- **WORK TO COMPLETE**
Output every entry exactly as written.

Records:
━━━━━━━━━━━━━━━━━━━━
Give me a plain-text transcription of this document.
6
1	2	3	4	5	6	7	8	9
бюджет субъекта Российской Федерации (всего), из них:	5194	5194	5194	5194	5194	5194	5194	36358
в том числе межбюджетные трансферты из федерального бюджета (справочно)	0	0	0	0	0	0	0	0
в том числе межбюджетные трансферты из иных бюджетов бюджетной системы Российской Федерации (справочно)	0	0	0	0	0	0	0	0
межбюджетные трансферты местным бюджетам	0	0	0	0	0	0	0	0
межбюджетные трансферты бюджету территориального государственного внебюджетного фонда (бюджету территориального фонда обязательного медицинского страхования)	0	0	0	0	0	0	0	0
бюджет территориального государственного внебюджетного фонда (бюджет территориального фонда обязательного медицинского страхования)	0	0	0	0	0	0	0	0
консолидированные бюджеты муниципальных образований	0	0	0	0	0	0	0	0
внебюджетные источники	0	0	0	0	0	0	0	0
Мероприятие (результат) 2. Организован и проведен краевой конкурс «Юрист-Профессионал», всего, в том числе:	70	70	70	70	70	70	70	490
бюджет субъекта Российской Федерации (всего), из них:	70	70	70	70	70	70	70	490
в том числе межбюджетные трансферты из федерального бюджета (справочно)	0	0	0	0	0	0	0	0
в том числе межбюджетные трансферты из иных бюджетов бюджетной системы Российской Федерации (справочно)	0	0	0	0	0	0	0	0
━━━━━━━━━━━━━━━━━━━━
- **TASK RESULT**
Give me a plain-text transcription of this document.
6
1	2	3	4	5	6	7	8	9
бюджет субъекта Российской Федерации (всего), из них:	5194	5194	5194	5194	5194	5194	5194	36358
в том числе межбюджетные трансферты из федерального бюджета (справочно)	0	0	0	0	0	0	0	0
в том числе межбюджетные трансферты из иных бюджетов бюджетной системы Российской Федерации (справочно)	0	0	0	0	0	0	0	0
межбюджетные трансферты местным бюджетам	0	0	0	0	0	0	0	0
межбюджетные трансферты бюджету территориального государственного внебюджетного фонда (бюджету территориального фонда обязательного медицинского страхования)	0	0	0	0	0	0	0	0
бюджет территориального государственного внебюджетного фонда (бюджет территориального фонда обязательного медицинского страхования)	0	0	0	0	0	0	0	0
консолидированные бюджеты муниципальных образований	0	0	0	0	0	0	0	0
внебюджетные источники	0	0	0	0	0	0	0	0
Мероприятие (результат) 2. Организован и проведен краевой конкурс «Юрист-Профессионал», всего, в том числе:	70	70	70	70	70	70	70	490
бюджет субъекта Российской Федерации (всего), из них:	70	70	70	70	70	70	70	490
в том числе межбюджетные трансферты из федерального бюджета (справочно)	0	0	0	0	0	0	0	0
в том числе межбюджетные трансферты из иных бюджетов бюджетной системы Российской Федерации (справочно)	0	0	0	0	0	0	0	0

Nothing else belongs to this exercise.